Begin Page excerpt

For an example of the Hugo’s vibrant and luminous midrange in action, try listening to Brian Chin’s heartbreakingly beautiful ‘Poesia’ for trumpet and piano from Universal Language [Origin Classical]. On that track, the Hugo shows Chin deftly exploring the expressive range of the trumpet through passages that captured the horn’s more melancholic and subdued side, but that also showed it soaring in a brilliant, gleaming, celebratory fashion. Throughout, the Hugo made the trumpet’s voice the centrepiece of the presentation, rather than allowing hi-fi pyrotechnics to steal the spotlight. The result was a trumpet sound that was glowing, golden, burnished, and natural as could be—never artificial or forced. The same was true of the piano accompaniment, where the action, textures, and timbre of the piano were plainly audible, yet never took precedence over the broader musical thread. The result, through the Hugo, was a piano sound that was remarkably lifelike, rather than coming across as a hi-fi system attempting to achieve realism.

On the other hand, I found that the Hugo offered a somewhat less transparent and less sharply defined overall sound than the VEGA, with noticeably less upper midrange and treble resolution and focus. This difference could be heard on a track such as ‘Stank’ from Jamey Haddad, Mark Sherman, and Lenny White’s Explorations in Space and Time [Chesky, Binaural+ CD], where the Hugo could almost, but not quite, match the VEGA’s exquisite handling of the subtle upper midrange and treble harmonics of the various percussion instruments in play. Similarly, it did not do quite as good a job with the high frequency reverberations and spatial cues captured in this recording. Nevertheless, the contest was quite close.

End Page excerpt

• Written instruction A
Translate this sentence from the Hugo review into Spanish: "Throughout, the Hugo made the trumpet’s voice the centrepiece of the presentation, rather than allowing hi-fi pyrotechnics to steal the spotlight."
• Written instruction B
According to the Hugo review, which label released the album Universal Language?
• Written instruction C
Carry on the Hugo review from its final sentence.
The lines after this come from a separate source.

Begin Stored records

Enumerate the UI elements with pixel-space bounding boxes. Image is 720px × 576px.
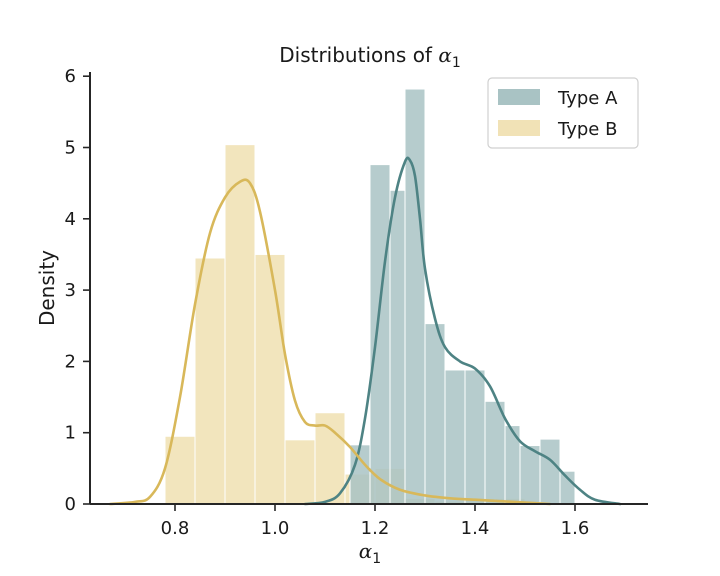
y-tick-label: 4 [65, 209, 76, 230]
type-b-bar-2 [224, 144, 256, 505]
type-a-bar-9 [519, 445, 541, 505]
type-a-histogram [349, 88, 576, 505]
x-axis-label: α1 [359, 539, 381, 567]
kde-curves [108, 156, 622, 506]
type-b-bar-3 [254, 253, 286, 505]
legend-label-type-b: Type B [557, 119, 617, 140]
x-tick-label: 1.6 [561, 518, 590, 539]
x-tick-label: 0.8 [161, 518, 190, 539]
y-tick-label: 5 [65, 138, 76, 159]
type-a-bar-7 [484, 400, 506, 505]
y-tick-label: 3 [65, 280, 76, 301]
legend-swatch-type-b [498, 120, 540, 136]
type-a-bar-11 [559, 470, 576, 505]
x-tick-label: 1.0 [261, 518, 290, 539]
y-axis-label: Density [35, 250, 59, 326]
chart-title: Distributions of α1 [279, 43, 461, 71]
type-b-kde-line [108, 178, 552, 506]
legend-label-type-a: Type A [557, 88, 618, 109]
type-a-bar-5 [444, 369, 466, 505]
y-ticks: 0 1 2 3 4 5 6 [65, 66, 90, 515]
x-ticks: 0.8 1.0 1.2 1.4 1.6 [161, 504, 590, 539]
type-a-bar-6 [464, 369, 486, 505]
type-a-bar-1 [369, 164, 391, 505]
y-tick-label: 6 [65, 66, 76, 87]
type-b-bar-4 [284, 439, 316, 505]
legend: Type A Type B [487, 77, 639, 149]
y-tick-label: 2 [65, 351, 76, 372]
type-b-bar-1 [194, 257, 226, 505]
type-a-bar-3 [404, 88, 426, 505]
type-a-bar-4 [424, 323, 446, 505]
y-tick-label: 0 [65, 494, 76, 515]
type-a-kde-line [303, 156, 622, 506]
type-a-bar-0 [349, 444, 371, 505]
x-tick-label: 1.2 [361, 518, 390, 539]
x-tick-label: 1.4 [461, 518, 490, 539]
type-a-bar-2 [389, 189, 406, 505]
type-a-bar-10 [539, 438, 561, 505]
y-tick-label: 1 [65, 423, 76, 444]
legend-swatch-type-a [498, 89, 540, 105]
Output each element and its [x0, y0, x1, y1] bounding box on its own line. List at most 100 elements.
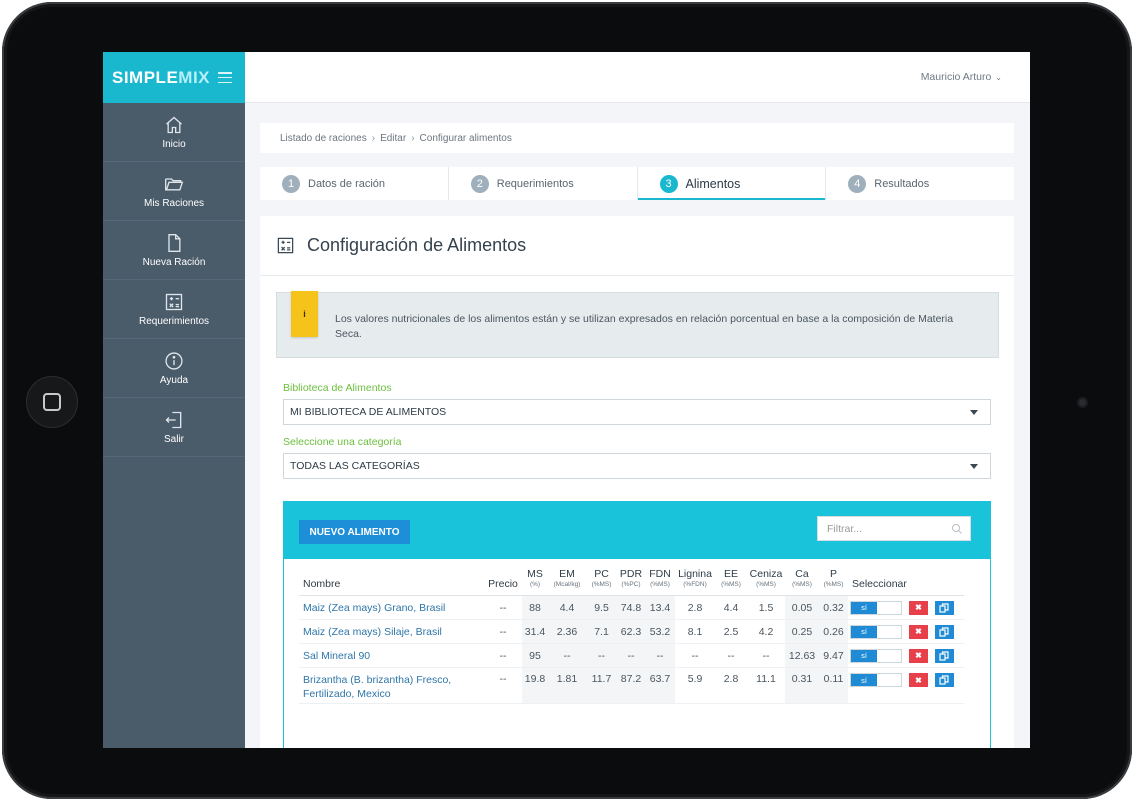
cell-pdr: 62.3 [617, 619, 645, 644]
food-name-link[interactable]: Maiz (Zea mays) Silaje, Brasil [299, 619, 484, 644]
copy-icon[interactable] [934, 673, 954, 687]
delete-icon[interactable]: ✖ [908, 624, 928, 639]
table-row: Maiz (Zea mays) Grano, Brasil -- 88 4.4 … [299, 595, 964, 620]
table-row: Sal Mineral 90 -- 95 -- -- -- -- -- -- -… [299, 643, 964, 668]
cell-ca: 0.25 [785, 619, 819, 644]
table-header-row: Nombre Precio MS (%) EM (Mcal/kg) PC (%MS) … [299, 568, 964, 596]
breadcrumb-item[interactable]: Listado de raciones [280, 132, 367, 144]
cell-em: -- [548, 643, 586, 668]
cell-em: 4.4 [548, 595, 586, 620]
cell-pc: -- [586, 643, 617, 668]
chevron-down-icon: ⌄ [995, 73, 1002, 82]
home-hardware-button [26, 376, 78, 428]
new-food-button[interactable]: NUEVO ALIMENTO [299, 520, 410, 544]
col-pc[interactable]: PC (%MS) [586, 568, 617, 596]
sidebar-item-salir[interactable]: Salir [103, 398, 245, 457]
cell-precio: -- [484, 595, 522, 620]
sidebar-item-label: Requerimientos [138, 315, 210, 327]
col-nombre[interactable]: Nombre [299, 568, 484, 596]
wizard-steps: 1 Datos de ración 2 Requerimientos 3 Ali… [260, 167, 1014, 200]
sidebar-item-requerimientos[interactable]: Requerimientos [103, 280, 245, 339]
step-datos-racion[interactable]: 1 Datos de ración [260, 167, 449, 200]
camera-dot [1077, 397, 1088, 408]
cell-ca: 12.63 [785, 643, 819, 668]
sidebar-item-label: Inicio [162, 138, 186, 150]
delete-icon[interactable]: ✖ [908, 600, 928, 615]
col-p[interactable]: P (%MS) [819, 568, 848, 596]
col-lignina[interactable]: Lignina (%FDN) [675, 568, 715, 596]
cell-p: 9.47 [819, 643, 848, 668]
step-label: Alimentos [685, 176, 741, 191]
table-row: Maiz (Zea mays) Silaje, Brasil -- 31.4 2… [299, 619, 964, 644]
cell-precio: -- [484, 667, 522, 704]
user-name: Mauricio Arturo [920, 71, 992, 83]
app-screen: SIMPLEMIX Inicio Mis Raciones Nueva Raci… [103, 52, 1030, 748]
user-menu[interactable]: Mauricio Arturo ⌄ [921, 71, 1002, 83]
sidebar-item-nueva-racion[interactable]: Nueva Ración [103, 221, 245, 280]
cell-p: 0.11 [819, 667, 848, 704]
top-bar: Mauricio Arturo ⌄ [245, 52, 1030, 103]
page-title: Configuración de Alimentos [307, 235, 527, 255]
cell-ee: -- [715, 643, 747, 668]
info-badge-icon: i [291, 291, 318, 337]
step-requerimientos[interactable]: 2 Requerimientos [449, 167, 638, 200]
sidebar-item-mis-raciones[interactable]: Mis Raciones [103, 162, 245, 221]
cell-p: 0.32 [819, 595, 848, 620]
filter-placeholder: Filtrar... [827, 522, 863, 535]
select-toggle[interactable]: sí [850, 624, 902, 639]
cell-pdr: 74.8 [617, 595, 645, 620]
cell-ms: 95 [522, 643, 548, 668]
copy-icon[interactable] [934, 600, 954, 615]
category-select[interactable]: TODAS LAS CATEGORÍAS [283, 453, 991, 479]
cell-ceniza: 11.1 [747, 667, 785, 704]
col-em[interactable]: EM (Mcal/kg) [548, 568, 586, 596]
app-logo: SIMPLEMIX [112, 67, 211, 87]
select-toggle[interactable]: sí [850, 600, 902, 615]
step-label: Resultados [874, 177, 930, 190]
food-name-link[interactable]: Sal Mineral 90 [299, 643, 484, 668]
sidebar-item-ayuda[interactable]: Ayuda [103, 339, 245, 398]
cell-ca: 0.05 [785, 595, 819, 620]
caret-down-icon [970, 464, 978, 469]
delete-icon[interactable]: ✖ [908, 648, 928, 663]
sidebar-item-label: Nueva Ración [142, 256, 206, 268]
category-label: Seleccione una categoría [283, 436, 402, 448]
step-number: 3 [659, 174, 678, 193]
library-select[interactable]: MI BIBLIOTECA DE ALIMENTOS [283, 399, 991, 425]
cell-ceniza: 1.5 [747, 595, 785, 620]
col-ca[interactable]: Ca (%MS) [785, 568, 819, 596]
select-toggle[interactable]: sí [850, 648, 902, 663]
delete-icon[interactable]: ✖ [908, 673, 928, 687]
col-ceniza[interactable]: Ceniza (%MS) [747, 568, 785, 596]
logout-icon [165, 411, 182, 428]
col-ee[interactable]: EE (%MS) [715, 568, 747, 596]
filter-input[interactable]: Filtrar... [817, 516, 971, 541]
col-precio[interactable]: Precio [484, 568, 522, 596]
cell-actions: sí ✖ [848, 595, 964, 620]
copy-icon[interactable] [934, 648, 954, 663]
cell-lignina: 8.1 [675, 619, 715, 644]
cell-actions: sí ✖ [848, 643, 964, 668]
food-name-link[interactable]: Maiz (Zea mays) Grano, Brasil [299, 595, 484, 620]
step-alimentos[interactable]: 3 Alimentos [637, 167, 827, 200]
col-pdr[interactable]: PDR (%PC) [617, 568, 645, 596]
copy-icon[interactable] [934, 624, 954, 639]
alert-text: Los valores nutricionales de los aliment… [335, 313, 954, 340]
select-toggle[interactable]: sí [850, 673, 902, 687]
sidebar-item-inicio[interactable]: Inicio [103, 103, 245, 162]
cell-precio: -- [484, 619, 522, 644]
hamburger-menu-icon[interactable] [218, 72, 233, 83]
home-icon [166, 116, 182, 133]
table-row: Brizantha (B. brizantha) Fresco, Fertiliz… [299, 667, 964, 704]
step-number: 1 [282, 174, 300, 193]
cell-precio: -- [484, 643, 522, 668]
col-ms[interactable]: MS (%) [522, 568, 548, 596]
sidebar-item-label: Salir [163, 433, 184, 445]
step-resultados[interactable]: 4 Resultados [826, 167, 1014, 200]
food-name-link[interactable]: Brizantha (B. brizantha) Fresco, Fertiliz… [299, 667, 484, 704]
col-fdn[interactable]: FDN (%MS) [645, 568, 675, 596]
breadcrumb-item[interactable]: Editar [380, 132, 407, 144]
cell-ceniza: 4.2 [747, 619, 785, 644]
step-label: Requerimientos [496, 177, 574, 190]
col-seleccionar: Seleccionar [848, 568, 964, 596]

End Stored records

• Written answer A
En todo momento, el Hugo hizo de la voz de la trompeta el centro de la presentación, en lugar de permitir que los efectos pirotécnicos de la alta fidelidad acapararan el protagonismo.

• Written answer B
Origin Classical.

• Written answer C
 

In practical terms, the Hugo handles all the high-res file formats that the VEGA can, whilst offering an A2DP aptX Bluetooth input, which the VEGA does not. The VEGA, however, offers balanced and single-ended outputs, whereas the Hugo provides single-ended outputs only. The only caveat is that, in our Hugo sample, the analogue outputs (via RCA jacks) were too closely spaced and tucked inside openings too small to accommodate high-quality single-ended cable plugs. Happily, Chord uses a local company for its high-precision casework and, just before press time, advised that it is making “some minor modification to Hugo to allow for the larger RCA plugs sometimes featured on high performance cables” (units shipping by the time you read this will have the revised case).

, Chord Electronics Hugo DAC/Headphone amplifier

The Hugo’s amplifier section in many respects sounded like a ‘junior’ version of the excellent AURALiC TAURUS MkII—a comment I intend as high praise. Although the Chord offers less power in an absolute sense than the TAURUS MkII, and provides single-ended outputs only, the Hugo still shares a number of positive sonic attributes with the bigger desktop unit. In particular, both the Chord and the TAURUS MkII possess similar, Neve recording console-like voicing characteristics that consistently find that elusive sweet spot between resolution and sonic transparency on the one hand and full-bodied, soulful musicality on the other.

One crucial point to note about the Hugo amplifier is that it is so quiet and offers such a wide range of volume settings that it easily can be used with everything from super-sensitive custom-fit in-ear monitors right on up to the most power-hungry headphones you can find. Granted, some competing portables address this problem by offering switch-selectable master gain settings, but the Hugo is so very quiet that it has no need of them! With the Hugo, you just plug in your listening devices of choice (whatever they might be), set volume levels accordingly, and enjoy.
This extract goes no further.